* _Exercise brief_
Convert the data into a JSON list of strings with one string per line, starting at the first line and ending at the line that contains "753, 152, 767]", including both. Leave out blank lines and any lines after that range.
— start of Information provided —
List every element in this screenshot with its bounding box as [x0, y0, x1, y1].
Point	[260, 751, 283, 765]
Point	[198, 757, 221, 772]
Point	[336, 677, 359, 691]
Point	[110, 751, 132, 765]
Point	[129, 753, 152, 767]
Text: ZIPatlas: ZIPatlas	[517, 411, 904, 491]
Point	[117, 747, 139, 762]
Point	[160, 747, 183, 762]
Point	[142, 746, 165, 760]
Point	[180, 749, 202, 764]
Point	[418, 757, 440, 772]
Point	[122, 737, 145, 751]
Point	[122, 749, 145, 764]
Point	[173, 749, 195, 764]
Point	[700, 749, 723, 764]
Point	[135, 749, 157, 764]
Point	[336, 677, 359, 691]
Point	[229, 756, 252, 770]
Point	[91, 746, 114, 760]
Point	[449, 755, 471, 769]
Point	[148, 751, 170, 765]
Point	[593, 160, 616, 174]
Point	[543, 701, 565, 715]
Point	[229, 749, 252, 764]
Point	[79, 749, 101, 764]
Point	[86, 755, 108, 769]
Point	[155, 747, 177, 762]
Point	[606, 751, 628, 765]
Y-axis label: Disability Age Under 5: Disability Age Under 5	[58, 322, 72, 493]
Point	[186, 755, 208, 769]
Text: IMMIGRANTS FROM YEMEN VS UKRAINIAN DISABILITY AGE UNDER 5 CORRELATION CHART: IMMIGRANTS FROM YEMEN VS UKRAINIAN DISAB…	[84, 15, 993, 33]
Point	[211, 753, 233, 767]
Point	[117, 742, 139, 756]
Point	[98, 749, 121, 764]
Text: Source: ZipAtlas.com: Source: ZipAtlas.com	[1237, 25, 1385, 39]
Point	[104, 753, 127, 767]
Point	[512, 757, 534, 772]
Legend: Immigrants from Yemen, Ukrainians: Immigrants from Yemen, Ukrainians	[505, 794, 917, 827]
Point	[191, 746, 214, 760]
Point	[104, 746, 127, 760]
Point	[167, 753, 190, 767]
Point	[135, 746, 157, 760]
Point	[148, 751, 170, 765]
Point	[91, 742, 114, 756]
— end of Information provided —
* _Result for this task_
[
  "List every element in this screenshot with its bounding box as [x0, y0, x1, y1].",
  "Point\t[260, 751, 283, 765]",
  "Point\t[198, 757, 221, 772]",
  "Point\t[336, 677, 359, 691]",
  "Point\t[110, 751, 132, 765]",
  "Point\t[129, 753, 152, 767]"
]